Recorded data
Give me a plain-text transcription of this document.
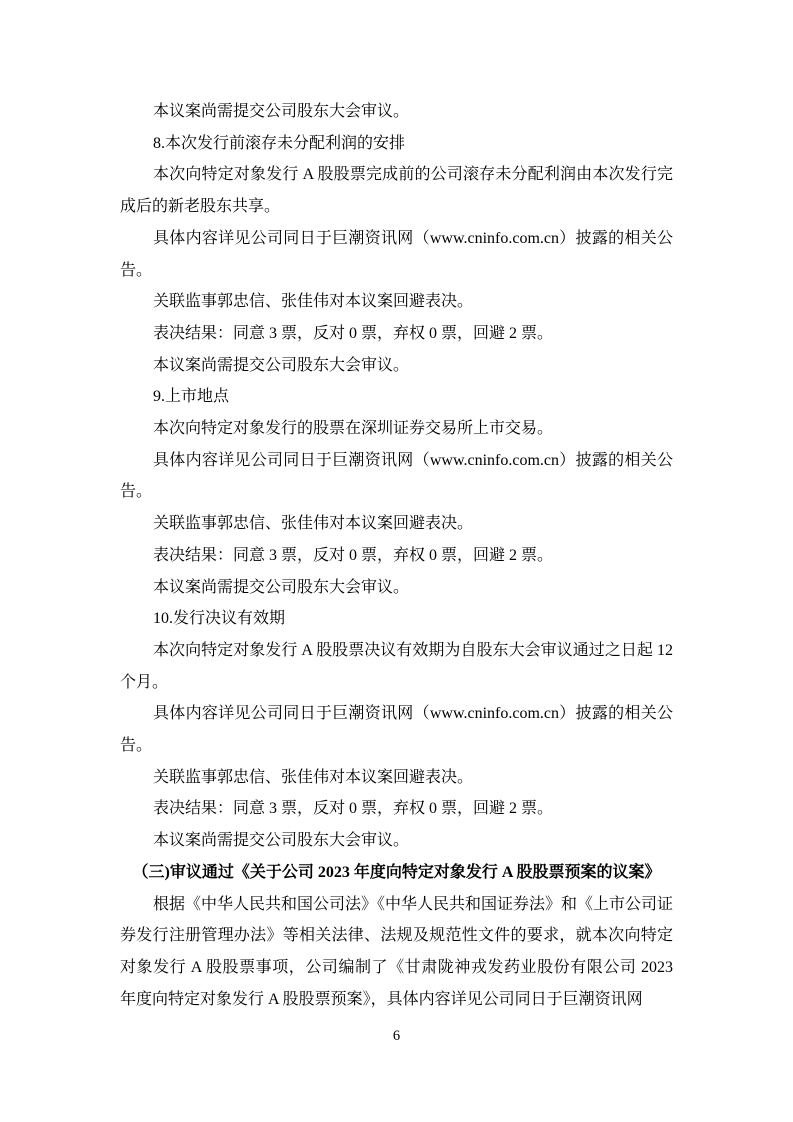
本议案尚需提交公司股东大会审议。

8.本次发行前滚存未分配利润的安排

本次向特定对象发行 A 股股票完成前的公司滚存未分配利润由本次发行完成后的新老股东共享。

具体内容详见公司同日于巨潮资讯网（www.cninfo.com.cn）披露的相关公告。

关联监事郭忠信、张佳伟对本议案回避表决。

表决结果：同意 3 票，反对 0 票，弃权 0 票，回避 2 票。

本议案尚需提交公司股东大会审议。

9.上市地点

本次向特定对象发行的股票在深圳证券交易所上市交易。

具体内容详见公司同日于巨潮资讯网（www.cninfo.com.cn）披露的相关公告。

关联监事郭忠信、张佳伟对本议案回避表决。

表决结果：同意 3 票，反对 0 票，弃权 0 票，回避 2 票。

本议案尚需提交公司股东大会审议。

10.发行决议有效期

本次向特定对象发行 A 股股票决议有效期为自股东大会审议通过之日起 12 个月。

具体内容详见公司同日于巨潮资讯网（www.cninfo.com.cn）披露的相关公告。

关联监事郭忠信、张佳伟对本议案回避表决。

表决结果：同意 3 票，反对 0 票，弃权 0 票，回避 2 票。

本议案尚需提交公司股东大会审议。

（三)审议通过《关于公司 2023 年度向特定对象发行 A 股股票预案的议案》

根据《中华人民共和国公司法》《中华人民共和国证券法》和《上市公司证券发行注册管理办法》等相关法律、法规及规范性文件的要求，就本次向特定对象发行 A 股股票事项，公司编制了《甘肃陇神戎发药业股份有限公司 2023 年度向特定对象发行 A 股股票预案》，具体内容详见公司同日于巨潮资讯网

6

### The problem
Without including any pictures, print each record exactly.

### Full output
Give me a plain-text transcription of this document.
本议案尚需提交公司股东大会审议。

8.本次发行前滚存未分配利润的安排

本次向特定对象发行 A 股股票完成前的公司滚存未分配利润由本次发行完成后的新老股东共享。

具体内容详见公司同日于巨潮资讯网（www.cninfo.com.cn）披露的相关公告。

关联监事郭忠信、张佳伟对本议案回避表决。

表决结果：同意 3 票，反对 0 票，弃权 0 票，回避 2 票。

本议案尚需提交公司股东大会审议。

9.上市地点

本次向特定对象发行的股票在深圳证券交易所上市交易。

具体内容详见公司同日于巨潮资讯网（www.cninfo.com.cn）披露的相关公告。

关联监事郭忠信、张佳伟对本议案回避表决。

表决结果：同意 3 票，反对 0 票，弃权 0 票，回避 2 票。

本议案尚需提交公司股东大会审议。

10.发行决议有效期

本次向特定对象发行 A 股股票决议有效期为自股东大会审议通过之日起 12 个月。

具体内容详见公司同日于巨潮资讯网（www.cninfo.com.cn）披露的相关公告。

关联监事郭忠信、张佳伟对本议案回避表决。

表决结果：同意 3 票，反对 0 票，弃权 0 票，回避 2 票。

本议案尚需提交公司股东大会审议。

（三)审议通过《关于公司 2023 年度向特定对象发行 A 股股票预案的议案》

根据《中华人民共和国公司法》《中华人民共和国证券法》和《上市公司证券发行注册管理办法》等相关法律、法规及规范性文件的要求，就本次向特定对象发行 A 股股票事项，公司编制了《甘肃陇神戎发药业股份有限公司 2023 年度向特定对象发行 A 股股票预案》，具体内容详见公司同日于巨潮资讯网

6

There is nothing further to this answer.